GIVEN INSTRUCTION
Please write out the complete listing that follows, exactly as it reads.

INPUT FOR THIS TASK start

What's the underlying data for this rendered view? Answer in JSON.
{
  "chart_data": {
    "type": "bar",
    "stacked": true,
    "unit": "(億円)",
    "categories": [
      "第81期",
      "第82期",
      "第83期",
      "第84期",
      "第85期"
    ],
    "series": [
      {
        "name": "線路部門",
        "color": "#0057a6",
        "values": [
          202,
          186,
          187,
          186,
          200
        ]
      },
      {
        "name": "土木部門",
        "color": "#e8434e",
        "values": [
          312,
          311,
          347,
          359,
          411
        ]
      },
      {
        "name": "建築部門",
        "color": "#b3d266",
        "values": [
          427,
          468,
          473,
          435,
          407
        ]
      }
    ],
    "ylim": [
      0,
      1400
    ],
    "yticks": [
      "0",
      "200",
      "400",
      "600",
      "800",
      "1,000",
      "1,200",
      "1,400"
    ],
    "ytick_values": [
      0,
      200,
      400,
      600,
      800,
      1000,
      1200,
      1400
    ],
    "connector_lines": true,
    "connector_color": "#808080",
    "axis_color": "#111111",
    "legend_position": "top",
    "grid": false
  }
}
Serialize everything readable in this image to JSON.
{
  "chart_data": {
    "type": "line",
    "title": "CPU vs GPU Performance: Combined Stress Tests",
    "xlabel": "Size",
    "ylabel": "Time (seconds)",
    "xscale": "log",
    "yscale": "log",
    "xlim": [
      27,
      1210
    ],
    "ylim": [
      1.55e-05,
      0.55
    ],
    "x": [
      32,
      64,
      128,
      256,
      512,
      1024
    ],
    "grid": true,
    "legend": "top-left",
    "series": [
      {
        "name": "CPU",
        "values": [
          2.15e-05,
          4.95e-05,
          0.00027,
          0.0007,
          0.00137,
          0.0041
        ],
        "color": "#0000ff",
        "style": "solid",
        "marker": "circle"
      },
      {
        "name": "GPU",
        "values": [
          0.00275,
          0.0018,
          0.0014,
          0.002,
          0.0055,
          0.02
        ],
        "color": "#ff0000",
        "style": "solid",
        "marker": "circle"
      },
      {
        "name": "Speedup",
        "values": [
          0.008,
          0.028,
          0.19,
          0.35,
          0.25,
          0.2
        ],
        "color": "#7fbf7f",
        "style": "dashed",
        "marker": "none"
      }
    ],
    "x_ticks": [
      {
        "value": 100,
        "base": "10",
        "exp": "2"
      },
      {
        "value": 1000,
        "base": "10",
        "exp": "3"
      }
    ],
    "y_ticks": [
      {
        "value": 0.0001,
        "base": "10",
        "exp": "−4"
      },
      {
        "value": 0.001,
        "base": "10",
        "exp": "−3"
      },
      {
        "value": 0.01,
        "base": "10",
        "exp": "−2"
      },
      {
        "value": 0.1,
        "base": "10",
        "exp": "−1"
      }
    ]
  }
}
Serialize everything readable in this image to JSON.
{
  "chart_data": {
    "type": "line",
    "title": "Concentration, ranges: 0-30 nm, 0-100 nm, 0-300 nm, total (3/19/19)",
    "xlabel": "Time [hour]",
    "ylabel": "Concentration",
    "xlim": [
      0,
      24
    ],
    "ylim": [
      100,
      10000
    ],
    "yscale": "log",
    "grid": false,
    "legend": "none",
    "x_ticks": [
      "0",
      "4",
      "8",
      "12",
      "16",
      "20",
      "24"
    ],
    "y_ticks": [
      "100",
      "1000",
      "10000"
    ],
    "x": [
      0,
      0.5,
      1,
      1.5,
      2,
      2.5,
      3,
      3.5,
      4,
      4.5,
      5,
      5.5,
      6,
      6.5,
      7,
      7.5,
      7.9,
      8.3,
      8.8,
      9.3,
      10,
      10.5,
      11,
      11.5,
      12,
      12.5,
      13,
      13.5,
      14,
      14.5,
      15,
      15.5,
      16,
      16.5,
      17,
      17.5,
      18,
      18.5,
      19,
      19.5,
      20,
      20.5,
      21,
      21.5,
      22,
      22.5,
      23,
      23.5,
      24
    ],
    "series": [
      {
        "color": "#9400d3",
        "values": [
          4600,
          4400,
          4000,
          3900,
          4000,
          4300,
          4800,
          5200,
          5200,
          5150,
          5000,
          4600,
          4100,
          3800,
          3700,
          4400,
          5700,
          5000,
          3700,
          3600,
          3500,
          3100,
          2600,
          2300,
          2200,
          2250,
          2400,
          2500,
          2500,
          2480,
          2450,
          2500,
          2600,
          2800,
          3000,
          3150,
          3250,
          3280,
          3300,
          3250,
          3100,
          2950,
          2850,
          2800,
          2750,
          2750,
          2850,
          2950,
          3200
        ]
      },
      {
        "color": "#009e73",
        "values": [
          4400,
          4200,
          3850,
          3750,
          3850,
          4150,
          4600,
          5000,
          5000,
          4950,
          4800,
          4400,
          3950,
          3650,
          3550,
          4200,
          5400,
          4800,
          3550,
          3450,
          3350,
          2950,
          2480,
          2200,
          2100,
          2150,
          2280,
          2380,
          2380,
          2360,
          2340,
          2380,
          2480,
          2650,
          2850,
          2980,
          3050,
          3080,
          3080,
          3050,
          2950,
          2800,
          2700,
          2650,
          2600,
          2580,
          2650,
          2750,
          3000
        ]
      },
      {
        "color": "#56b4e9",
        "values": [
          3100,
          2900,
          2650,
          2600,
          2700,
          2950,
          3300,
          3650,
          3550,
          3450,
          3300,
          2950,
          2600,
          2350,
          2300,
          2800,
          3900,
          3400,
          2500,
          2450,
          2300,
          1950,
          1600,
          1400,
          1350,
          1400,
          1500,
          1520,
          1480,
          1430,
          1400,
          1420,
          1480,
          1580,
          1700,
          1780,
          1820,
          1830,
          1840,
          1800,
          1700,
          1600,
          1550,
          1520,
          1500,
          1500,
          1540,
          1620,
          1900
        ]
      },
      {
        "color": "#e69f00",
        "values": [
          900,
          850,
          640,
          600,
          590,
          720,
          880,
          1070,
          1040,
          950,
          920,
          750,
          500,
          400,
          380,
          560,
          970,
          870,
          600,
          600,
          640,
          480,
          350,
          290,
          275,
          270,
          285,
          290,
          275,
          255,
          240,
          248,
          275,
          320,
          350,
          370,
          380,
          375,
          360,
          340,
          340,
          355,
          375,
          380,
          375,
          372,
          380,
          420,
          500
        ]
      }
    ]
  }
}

INPUT FOR THIS TASK end

ANSWER TO THIS PROBLEM
What's the underlying data for this rendered view? Answer in JSON.
{
  "chart_data": {
    "type": "bar",
    "stacked": true,
    "unit": "(億円)",
    "categories": [
      "第81期",
      "第82期",
      "第83期",
      "第84期",
      "第85期"
    ],
    "series": [
      {
        "name": "線路部門",
        "color": "#0057a6",
        "values": [
          202,
          186,
          187,
          186,
          200
        ]
      },
      {
        "name": "土木部門",
        "color": "#e8434e",
        "values": [
          312,
          311,
          347,
          359,
          411
        ]
      },
      {
        "name": "建築部門",
        "color": "#b3d266",
        "values": [
          427,
          468,
          473,
          435,
          407
        ]
      }
    ],
    "ylim": [
      0,
      1400
    ],
    "yticks": [
      "0",
      "200",
      "400",
      "600",
      "800",
      "1,000",
      "1,200",
      "1,400"
    ],
    "ytick_values": [
      0,
      200,
      400,
      600,
      800,
      1000,
      1200,
      1400
    ],
    "connector_lines": true,
    "connector_color": "#808080",
    "axis_color": "#111111",
    "legend_position": "top",
    "grid": false
  }
}
Serialize everything readable in this image to JSON.
{
  "chart_data": {
    "type": "line",
    "title": "CPU vs GPU Performance: Combined Stress Tests",
    "xlabel": "Size",
    "ylabel": "Time (seconds)",
    "xscale": "log",
    "yscale": "log",
    "xlim": [
      27,
      1210
    ],
    "ylim": [
      1.55e-05,
      0.55
    ],
    "x": [
      32,
      64,
      128,
      256,
      512,
      1024
    ],
    "grid": true,
    "legend": "top-left",
    "series": [
      {
        "name": "CPU",
        "values": [
          2.15e-05,
          4.95e-05,
          0.00027,
          0.0007,
          0.00137,
          0.0041
        ],
        "color": "#0000ff",
        "style": "solid",
        "marker": "circle"
      },
      {
        "name": "GPU",
        "values": [
          0.00275,
          0.0018,
          0.0014,
          0.002,
          0.0055,
          0.02
        ],
        "color": "#ff0000",
        "style": "solid",
        "marker": "circle"
      },
      {
        "name": "Speedup",
        "values": [
          0.008,
          0.028,
          0.19,
          0.35,
          0.25,
          0.2
        ],
        "color": "#7fbf7f",
        "style": "dashed",
        "marker": "none"
      }
    ],
    "x_ticks": [
      {
        "value": 100,
        "base": "10",
        "exp": "2"
      },
      {
        "value": 1000,
        "base": "10",
        "exp": "3"
      }
    ],
    "y_ticks": [
      {
        "value": 0.0001,
        "base": "10",
        "exp": "−4"
      },
      {
        "value": 0.001,
        "base": "10",
        "exp": "−3"
      },
      {
        "value": 0.01,
        "base": "10",
        "exp": "−2"
      },
      {
        "value": 0.1,
        "base": "10",
        "exp": "−1"
      }
    ]
  }
}
Serialize everything readable in this image to JSON.
{
  "chart_data": {
    "type": "line",
    "title": "Concentration, ranges: 0-30 nm, 0-100 nm, 0-300 nm, total (3/19/19)",
    "xlabel": "Time [hour]",
    "ylabel": "Concentration",
    "xlim": [
      0,
      24
    ],
    "ylim": [
      100,
      10000
    ],
    "yscale": "log",
    "grid": false,
    "legend": "none",
    "x_ticks": [
      "0",
      "4",
      "8",
      "12",
      "16",
      "20",
      "24"
    ],
    "y_ticks": [
      "100",
      "1000",
      "10000"
    ],
    "x": [
      0,
      0.5,
      1,
      1.5,
      2,
      2.5,
      3,
      3.5,
      4,
      4.5,
      5,
      5.5,
      6,
      6.5,
      7,
      7.5,
      7.9,
      8.3,
      8.8,
      9.3,
      10,
      10.5,
      11,
      11.5,
      12,
      12.5,
      13,
      13.5,
      14,
      14.5,
      15,
      15.5,
      16,
      16.5,
      17,
      17.5,
      18,
      18.5,
      19,
      19.5,
      20,
      20.5,
      21,
      21.5,
      22,
      22.5,
      23,
      23.5,
      24
    ],
    "series": [
      {
        "color": "#9400d3",
        "values": [
          4600,
          4400,
          4000,
          3900,
          4000,
          4300,
          4800,
          5200,
          5200,
          5150,
          5000,
          4600,
          4100,
          3800,
          3700,
          4400,
          5700,
          5000,
          3700,
          3600,
          3500,
          3100,
          2600,
          2300,
          2200,
          2250,
          2400,
          2500,
          2500,
          2480,
          2450,
          2500,
          2600,
          2800,
          3000,
          3150,
          3250,
          3280,
          3300,
          3250,
          3100,
          2950,
          2850,
          2800,
          2750,
          2750,
          2850,
          2950,
          3200
        ]
      },
      {
        "color": "#009e73",
        "values": [
          4400,
          4200,
          3850,
          3750,
          3850,
          4150,
          4600,
          5000,
          5000,
          4950,
          4800,
          4400,
          3950,
          3650,
          3550,
          4200,
          5400,
          4800,
          3550,
          3450,
          3350,
          2950,
          2480,
          2200,
          2100,
          2150,
          2280,
          2380,
          2380,
          2360,
          2340,
          2380,
          2480,
          2650,
          2850,
          2980,
          3050,
          3080,
          3080,
          3050,
          2950,
          2800,
          2700,
          2650,
          2600,
          2580,
          2650,
          2750,
          3000
        ]
      },
      {
        "color": "#56b4e9",
        "values": [
          3100,
          2900,
          2650,
          2600,
          2700,
          2950,
          3300,
          3650,
          3550,
          3450,
          3300,
          2950,
          2600,
          2350,
          2300,
          2800,
          3900,
          3400,
          2500,
          2450,
          2300,
          1950,
          1600,
          1400,
          1350,
          1400,
          1500,
          1520,
          1480,
          1430,
          1400,
          1420,
          1480,
          1580,
          1700,
          1780,
          1820,
          1830,
          1840,
          1800,
          1700,
          1600,
          1550,
          1520,
          1500,
          1500,
          1540,
          1620,
          1900
        ]
      },
      {
        "color": "#e69f00",
        "values": [
          900,
          850,
          640,
          600,
          590,
          720,
          880,
          1070,
          1040,
          950,
          920,
          750,
          500,
          400,
          380,
          560,
          970,
          870,
          600,
          600,
          640,
          480,
          350,
          290,
          275,
          270,
          285,
          290,
          275,
          255,
          240,
          248,
          275,
          320,
          350,
          370,
          380,
          375,
          360,
          340,
          340,
          355,
          375,
          380,
          375,
          372,
          380,
          420,
          500
        ]
      }
    ]
  }
}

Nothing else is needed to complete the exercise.